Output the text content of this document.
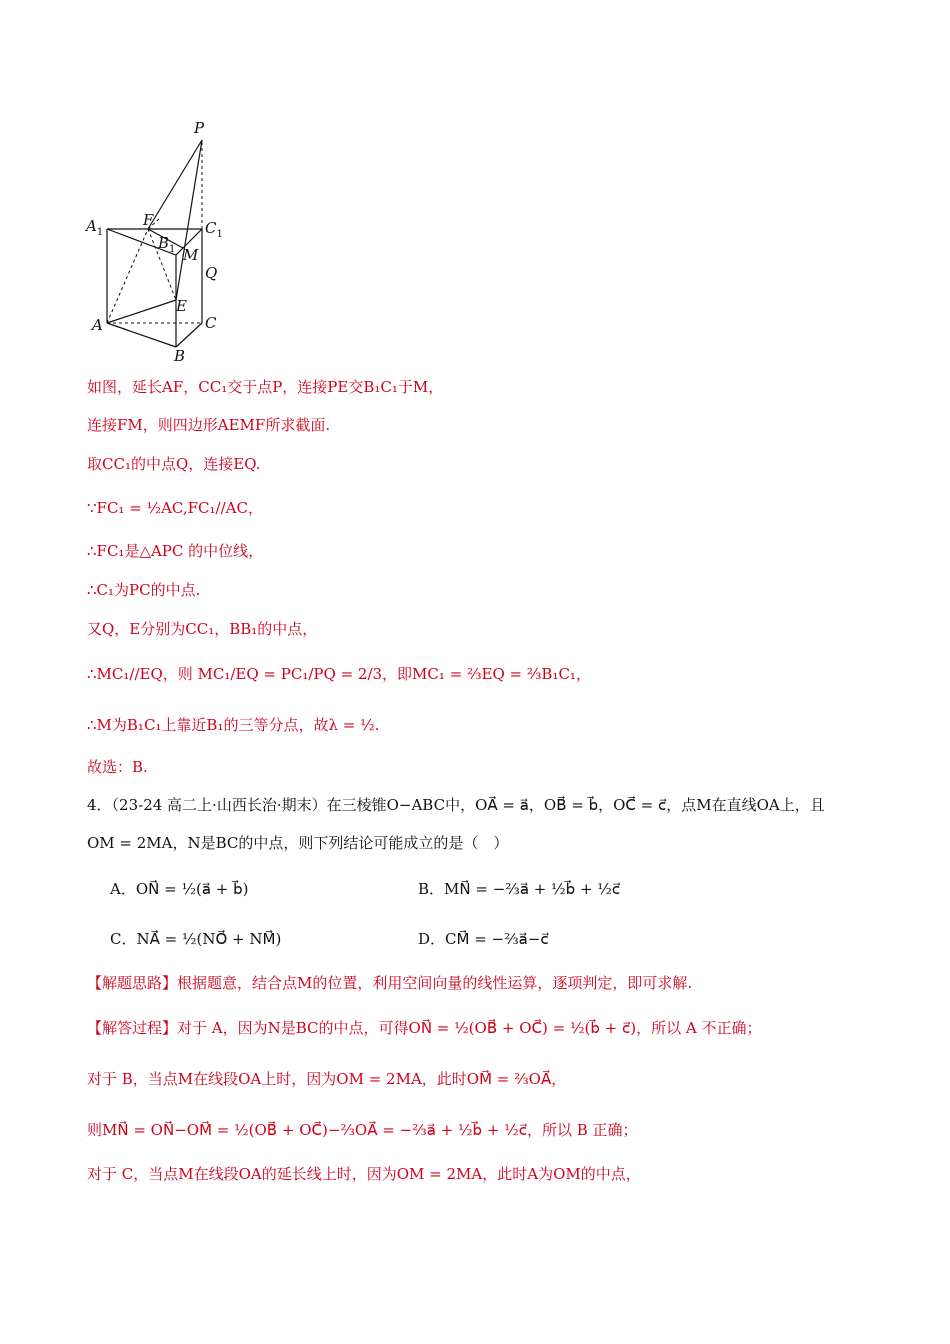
P
F
$A_1$	$C_1$
$B_1$ M
Q
E
A	C
B
如图，延长AF，CC₁交于点P，连接PE交B₁C₁于M，
连接FM，则四边形AEMF所求截面.
取CC₁的中点Q，连接EQ.
∵FC₁ = ½AC,FC₁//AC，
∴FC₁是△APC 的中位线，
∴C₁为PC的中点.
又Q，E分别为CC₁，BB₁的中点，
∴MC₁//EQ，则 MC₁/EQ = PC₁/PQ = 2/3，即MC₁ = ⅔EQ = ⅔B₁C₁，
∴M为B₁C₁上靠近B₁的三等分点，故λ = ½.
故选：B.
4．（23-24 高二上·山西长治·期末）在三棱锥O−ABC中，OA⃗ = a⃗，OB⃗ = b⃗，OC⃗ = c⃗，点M在直线OA上，且
OM = 2MA，N是BC的中点，则下列结论可能成立的是（　）
A．ON⃗ = ½(a⃗ + b⃗)	B．MN⃗ = −⅔a⃗ + ½b⃗ + ½c⃗
C．NA⃗ = ½(NO⃗ + NM⃗)	D．CM⃗ = −⅔a⃗−c⃗
【解题思路】根据题意，结合点M的位置，利用空间向量的线性运算，逐项判定，即可求解.
【解答过程】对于 A，因为N是BC的中点，可得ON⃗ = ½(OB⃗ + OC⃗) = ½(b⃗ + c⃗)，所以 A 不正确；
对于 B，当点M在线段OA上时，因为OM = 2MA，此时OM⃗ = ⅔OA⃗，
则MN⃗ = ON⃗−OM⃗ = ½(OB⃗ + OC⃗)−⅔OA⃗ = −⅔a⃗ + ½b⃗ + ½c⃗，所以 B 正确；
对于 C，当点M在线段OA的延长线上时，因为OM = 2MA，此时A为OM的中点，
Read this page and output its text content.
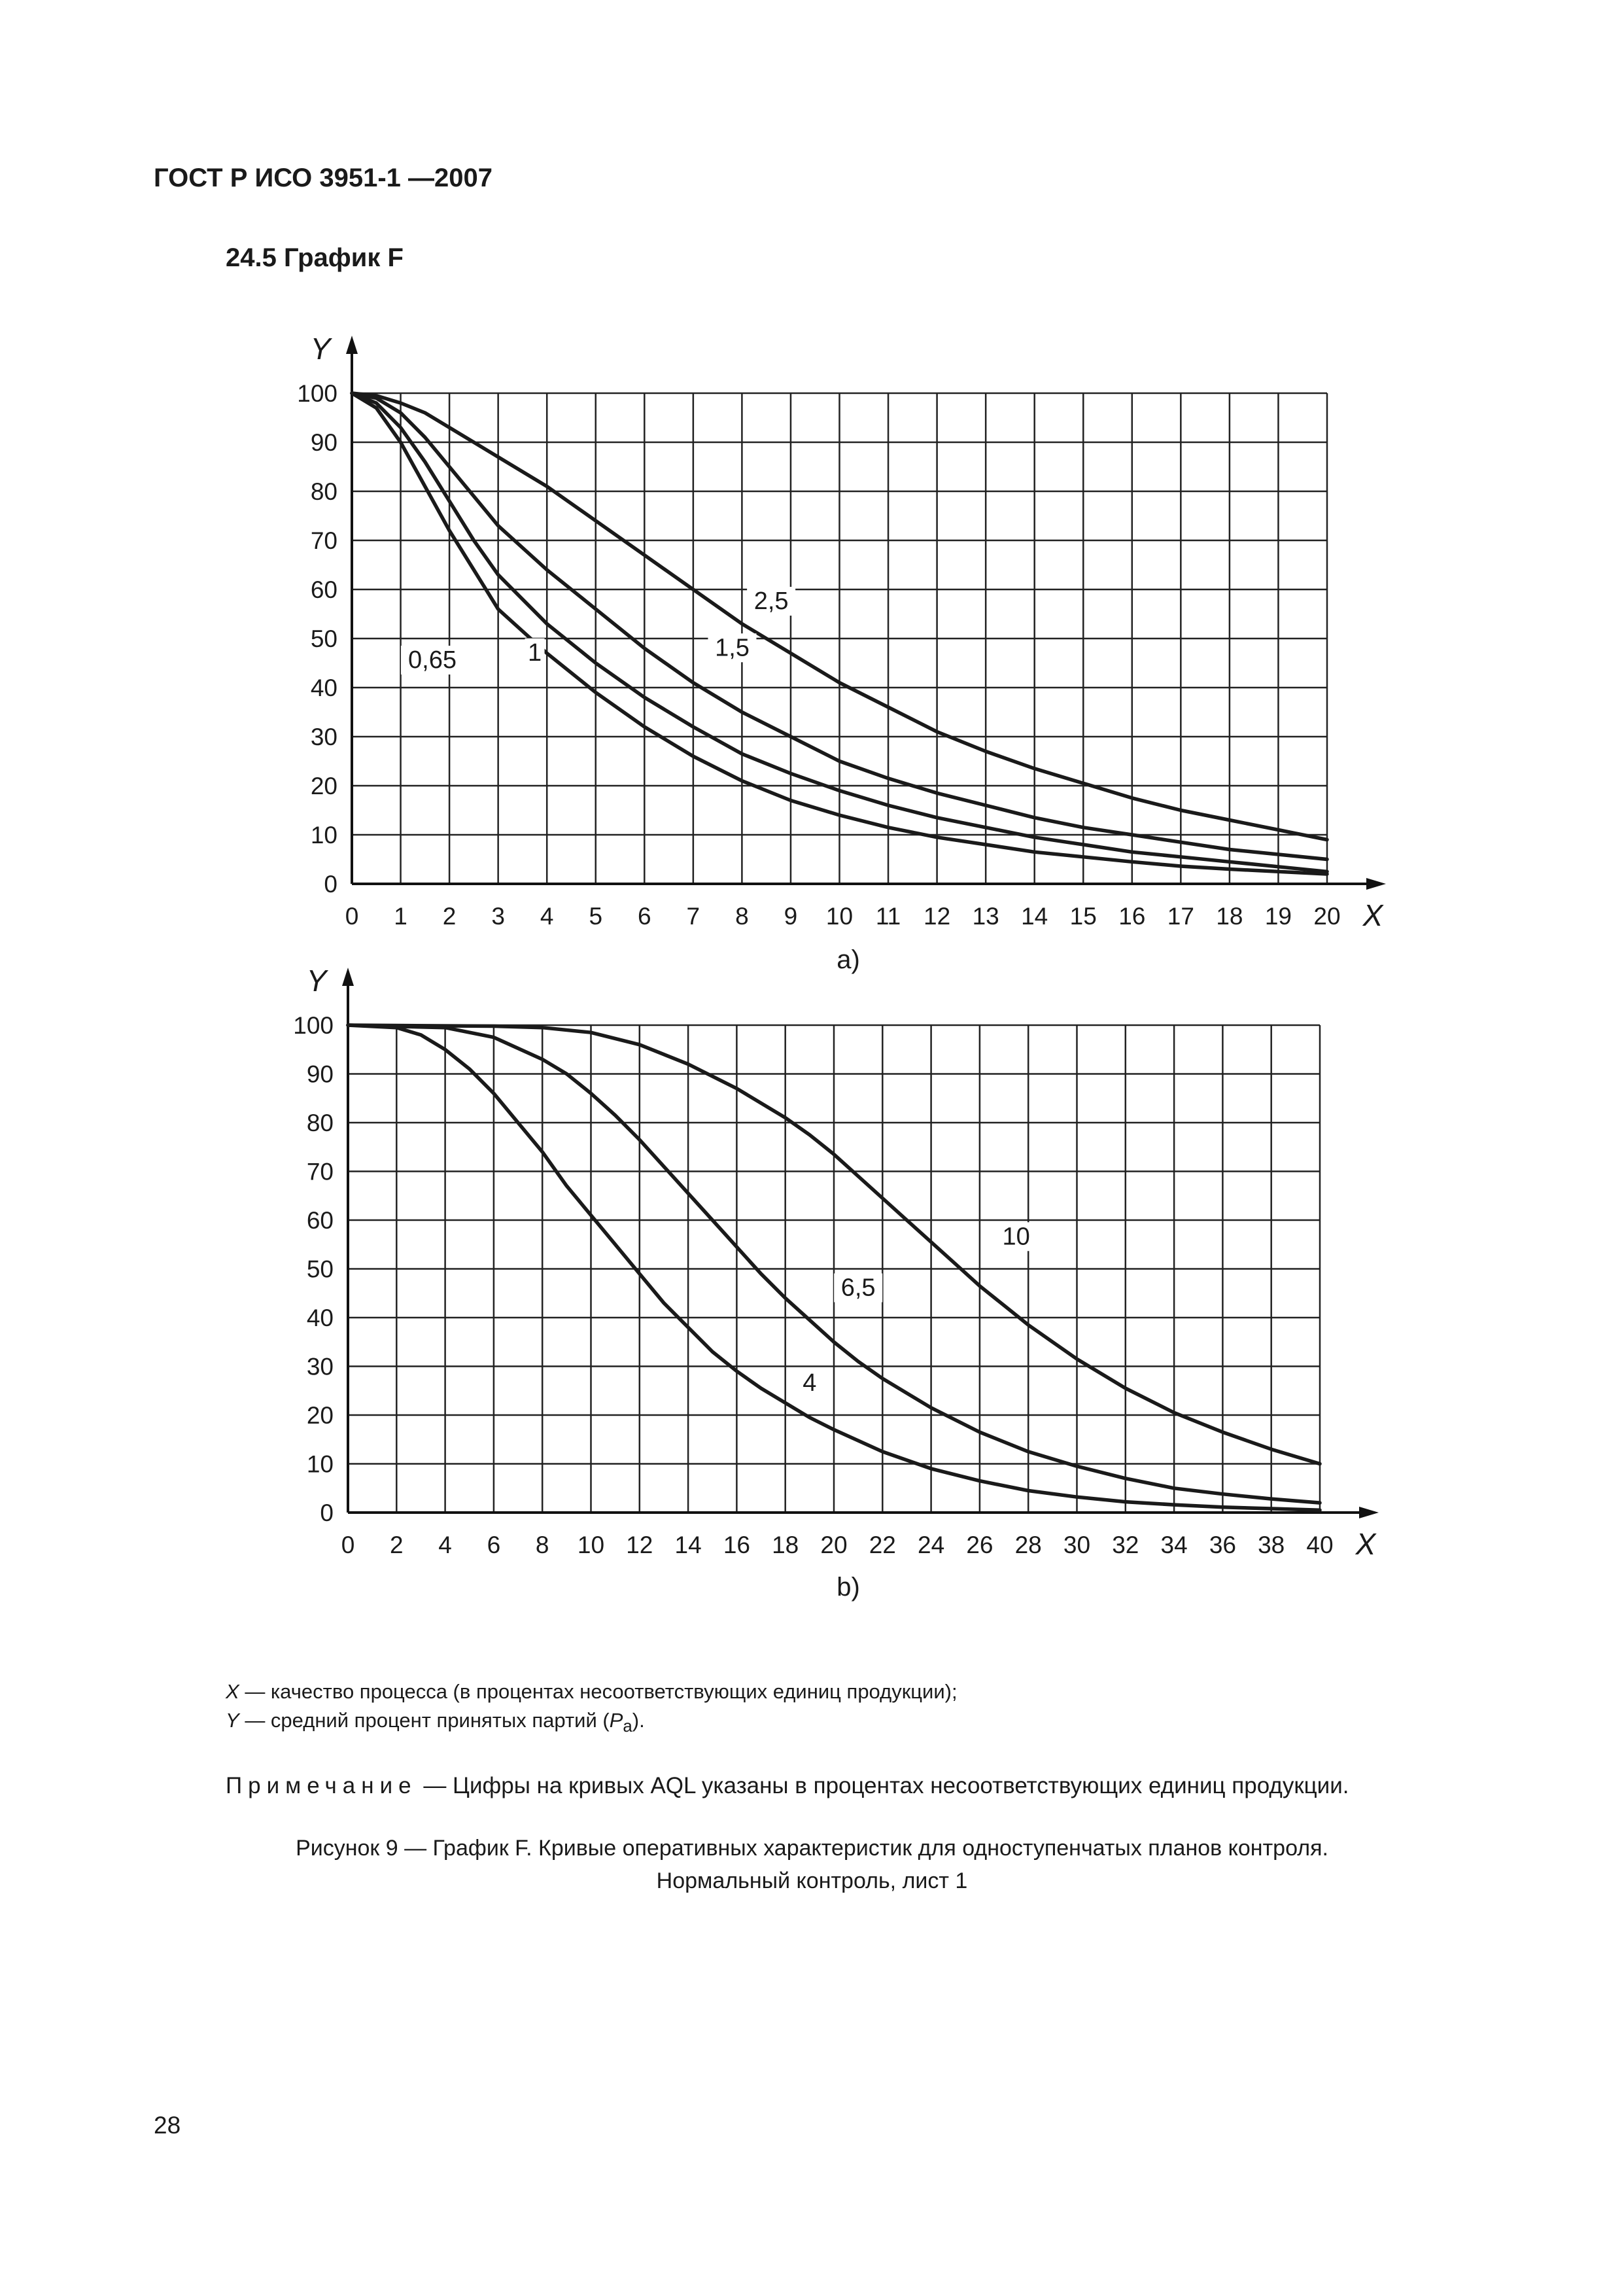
ГОСТ Р ИСО 3951-1 —2007
24.5 График F
0
10
20
30
40
50
60
70
80
90
100
0 1 2 3 4 5 6 7 8 9 10 11 12 13 14 15 16 17 18 19 20
Y
X
0,65	1	1,5
2,5
a)
0
10
20
30
40
50
60
70
80
90
100
0 2 4 6 8 10 12 14 16 18 20 22 24 26 28 30 32 34 36 38 40
Y
X
4
6,5
10
b)
X — качество процесса (в процентах несоответствующих единиц продукции);
Y — средний процент принятых партий $(P_a)$.
Примечание — Цифры на кривых AQL указаны в процентах несоответствующих единиц продукции.
Рисунок 9 — График F. Кривые оперативных характеристик для одноступенчатых планов контроля.
Нормальный контроль, лист 1
28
——
Print, exactly and only, the lines running from the line with "Read this page and output its text content." through the last line of the data, including both. Skip any picture.

Read this page and output its text content.
ГОСТ Р ИСО 3951-1 —2007
24.5 График F
0
10
20
30
40
50
60
70
80
90
100
0 1 2 3 4 5 6 7 8 9 10 11 12 13 14 15 16 17 18 19 20
Y
X
0,65	1	1,5
2,5
a)
0
10
20
30
40
50
60
70
80
90
100
0 2 4 6 8 10 12 14 16 18 20 22 24 26 28 30 32 34 36 38 40
Y
X
4
6,5
10
b)
X — качество процесса (в процентах несоответствующих единиц продукции);
Y — средний процент принятых партий $(P_a)$.
Примечание — Цифры на кривых AQL указаны в процентах несоответствующих единиц продукции.
Рисунок 9 — График F. Кривые оперативных характеристик для одноступенчатых планов контроля.
Нормальный контроль, лист 1
28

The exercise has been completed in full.